Exactly reproduce the lines from the one containing "Read all visible content and emit it as JSON." through the last line of the data, both ends included, leaving out pictures.

Entries from a dataset

※ ※ ※

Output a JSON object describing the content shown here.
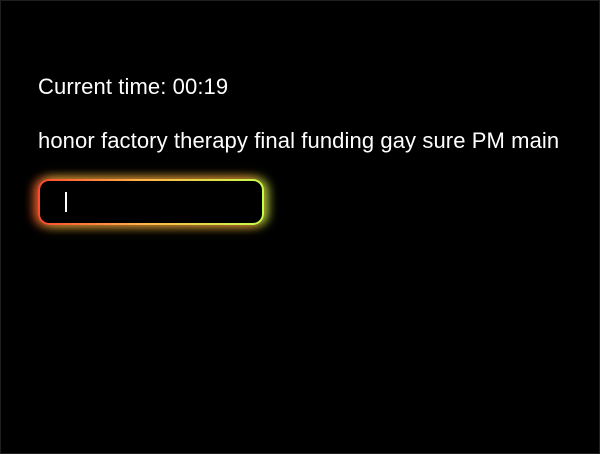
{
  "timer": {
    "label": "Current time: 00:19"
  },
  "prompt": {
    "words": "honor factory therapy final funding gay sure PM main"
  },
  "typing_input": {
    "value": "",
    "placeholder": ""
  },
  "colors": {
    "background": "#000000",
    "text": "#ffffff",
    "glow_left": "#ff4a2e",
    "glow_right": "#c6ff4a"
  }
}
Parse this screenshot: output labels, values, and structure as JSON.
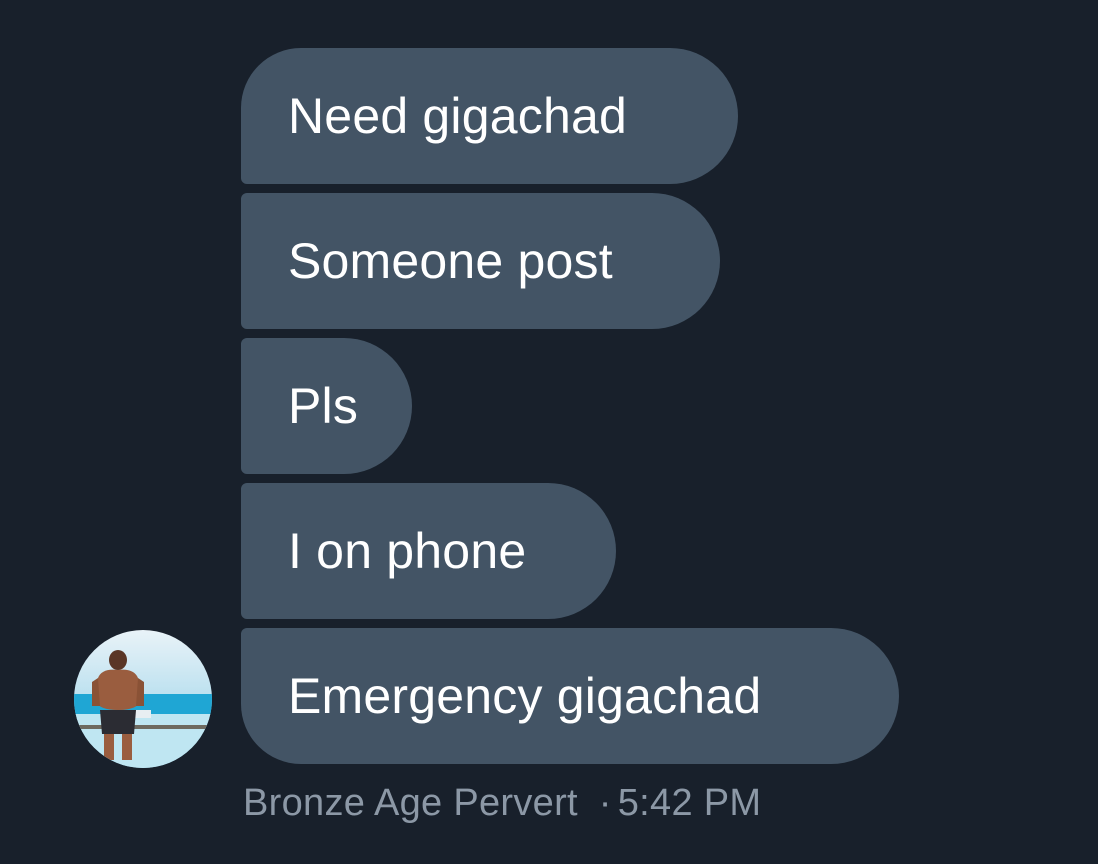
{
  "conversation": {
    "messages": [
      {
        "text": "Need gigachad"
      },
      {
        "text": "Someone post"
      },
      {
        "text": "Pls"
      },
      {
        "text": "I on phone"
      },
      {
        "text": "Emergency gigachad"
      }
    ],
    "sender": {
      "name": "Bronze Age Pervert",
      "avatar_icon": "avatar-image"
    },
    "separator": "·",
    "timestamp": "5:42 PM"
  },
  "colors": {
    "background": "#18202b",
    "bubble": "#435465",
    "meta_text": "#8c98a6"
  }
}
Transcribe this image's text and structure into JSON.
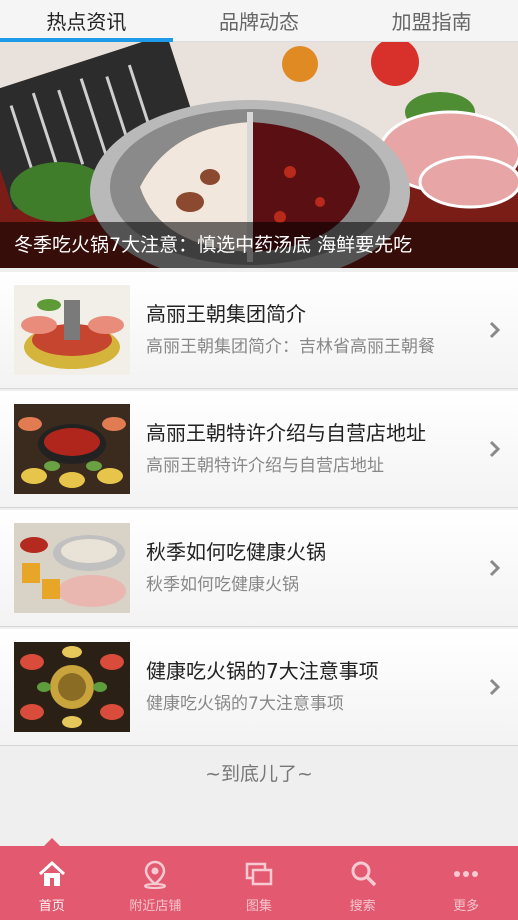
{
  "tabs": [
    {
      "label": "热点资讯"
    },
    {
      "label": "品牌动态"
    },
    {
      "label": "加盟指南"
    }
  ],
  "banner": {
    "caption": "冬季吃火锅7大注意：慎选中药汤底 海鲜要先吃"
  },
  "list": [
    {
      "title": "高丽王朝集团简介",
      "desc": "高丽王朝集团简介：吉林省高丽王朝餐"
    },
    {
      "title": "高丽王朝特许介绍与自营店地址",
      "desc": "高丽王朝特许介绍与自营店地址"
    },
    {
      "title": "秋季如何吃健康火锅",
      "desc": "秋季如何吃健康火锅"
    },
    {
      "title": "健康吃火锅的7大注意事项",
      "desc": "健康吃火锅的7大注意事项"
    }
  ],
  "end_text": "~到底儿了~",
  "bottom_nav": [
    {
      "label": "首页",
      "icon": "home-icon"
    },
    {
      "label": "附近店铺",
      "icon": "location-pin-icon"
    },
    {
      "label": "图集",
      "icon": "gallery-icon"
    },
    {
      "label": "搜索",
      "icon": "search-icon"
    },
    {
      "label": "更多",
      "icon": "more-dots-icon"
    }
  ],
  "colors": {
    "tab_accent": "#1e9be8",
    "nav_bg": "#e35a70"
  }
}
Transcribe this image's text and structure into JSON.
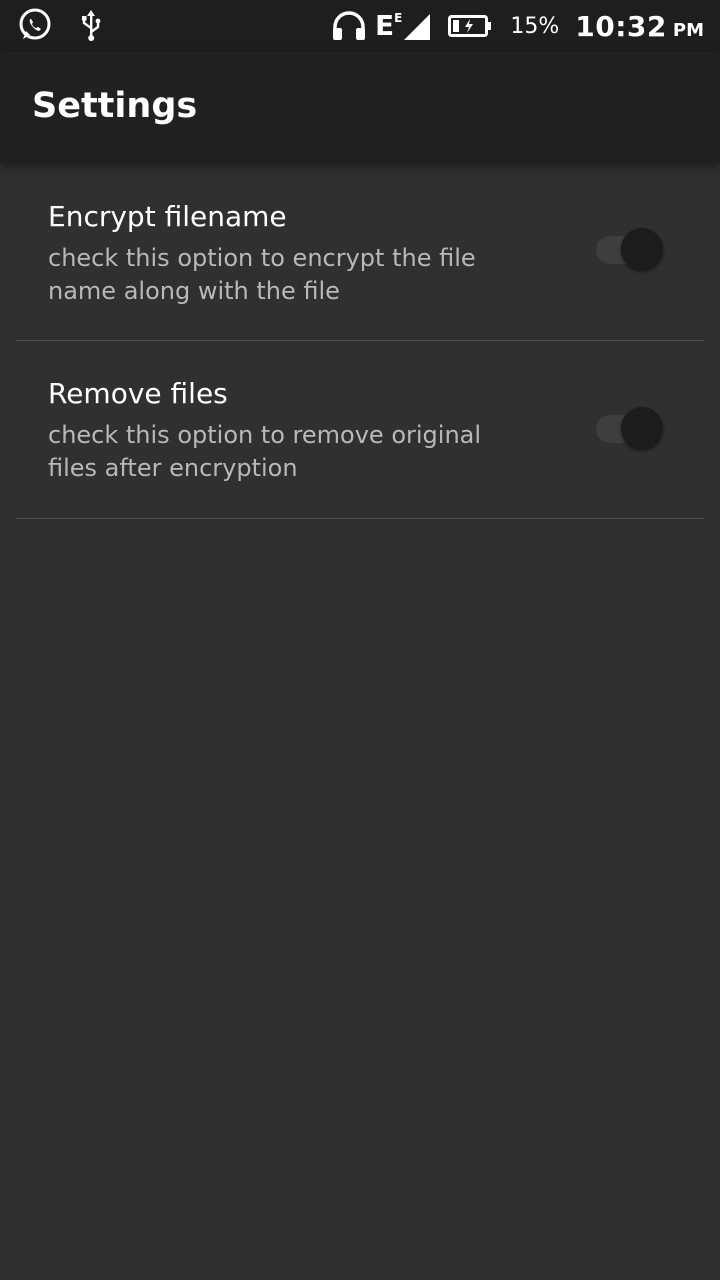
{
  "status_bar": {
    "left_icons": [
      "whatsapp-icon",
      "usb-icon"
    ],
    "right_icons": [
      "headset-icon",
      "network-e-icon",
      "signal-icon",
      "battery-charging-icon"
    ],
    "network_type": "E",
    "battery_percent": "15%",
    "time": "10:32",
    "ampm": "PM"
  },
  "appbar": {
    "title": "Settings"
  },
  "preferences": [
    {
      "title": "Encrypt filename",
      "summary": "check this option to encrypt the file name along with the file",
      "enabled": false
    },
    {
      "title": "Remove files",
      "summary": "check this option to remove original files after encryption",
      "enabled": false
    }
  ],
  "colors": {
    "background": "#303030",
    "appbar": "#212121",
    "statusbar": "#1e1e1e",
    "summary_text": "#b8b8b8"
  }
}
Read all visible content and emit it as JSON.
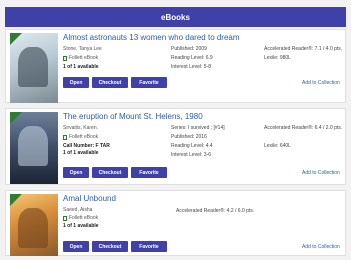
{
  "header": {
    "title": "eBooks"
  },
  "books": [
    {
      "title": "Almost astronauts 13 women who dared to dream",
      "author": "Stone, Tanya Lee",
      "format": "Follett eBook",
      "availability": "1 of 1 available",
      "published": "Published: 2009",
      "reading_level": "Reading Level: 6.9",
      "interest_level": "Interest Level: 5-8",
      "ar_label": "Accelerated Reader®: 7.1 / 4.0 pts.",
      "lexile": "Lexile: 980L",
      "buttons": [
        "Open",
        "Checkout",
        "Favorite"
      ],
      "add_label": "Add to Collection"
    },
    {
      "title": "The eruption of Mount St. Helens, 1980",
      "author": "Sirvaitis, Karen.",
      "format": "Follett eBook",
      "call_number": "Call Number: F TAR",
      "availability": "1 of 1 available",
      "series": "Series: I survived ; [#14]",
      "published": "Published: 2016",
      "reading_level": "Reading Level: 4.4",
      "interest_level": "Interest Level: 3-6",
      "ar_label": "Accelerated Reader®: 6.4 / 2.0 pts.",
      "lexile": "Lexile: 640L",
      "buttons": [
        "Open",
        "Checkout",
        "Favorite"
      ],
      "add_label": "Add to Collection"
    },
    {
      "title": "Amal Unbound",
      "author": "Saeed, Aisha",
      "format": "Follett eBook",
      "availability": "1 of 1 available",
      "ar_label": "Accelerated Reader®: 4.2 / 6.0 pts.",
      "buttons": [
        "Open",
        "Checkout",
        "Favorite"
      ],
      "add_label": "Add to Collection"
    }
  ]
}
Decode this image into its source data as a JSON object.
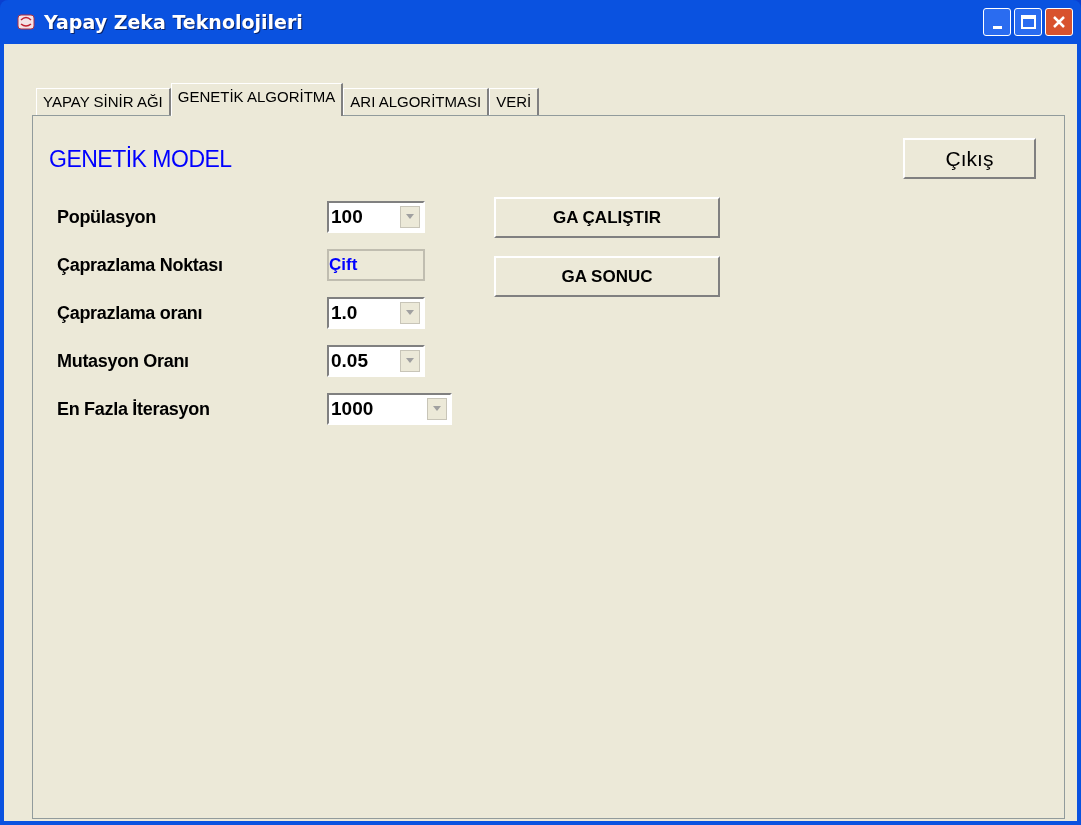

※ ※ ※

→ Correct response
Read all visible content and emit it as JSON.
{
  "header": {
    "title": "eBooks"
  },
  "books": [
    {
      "title": "Almost astronauts 13 women who dared to dream",
      "author": "Stone, Tanya Lee",
      "format": "Follett eBook",
      "availability": "1 of 1 available",
      "published": "Published: 2009",
      "reading_level": "Reading Level: 6.9",
      "interest_level": "Interest Level: 5-8",
      "ar_label": "Accelerated Reader®: 7.1 / 4.0 pts.",
      "lexile": "Lexile: 980L",
      "buttons": [
        "Open",
        "Checkout",
        "Favorite"
      ],
      "add_label": "Add to Collection"
    },
    {
      "title": "The eruption of Mount St. Helens, 1980",
      "author": "Sirvaitis, Karen.",
      "format": "Follett eBook",
      "call_number": "Call Number: F TAR",
      "availability": "1 of 1 available",
      "series": "Series: I survived ; [#14]",
      "published": "Published: 2016",
      "reading_level": "Reading Level: 4.4",
      "interest_level": "Interest Level: 3-6",
      "ar_label": "Accelerated Reader®: 6.4 / 2.0 pts.",
      "lexile": "Lexile: 640L",
      "buttons": [
        "Open",
        "Checkout",
        "Favorite"
      ],
      "add_label": "Add to Collection"
    },
    {
      "title": "Amal Unbound",
      "author": "Saeed, Aisha",
      "format": "Follett eBook",
      "availability": "1 of 1 available",
      "ar_label": "Accelerated Reader®: 4.2 / 6.0 pts.",
      "buttons": [
        "Open",
        "Checkout",
        "Favorite"
      ],
      "add_label": "Add to Collection"
    }
  ]
}
Decode this image into its source data as a JSON object.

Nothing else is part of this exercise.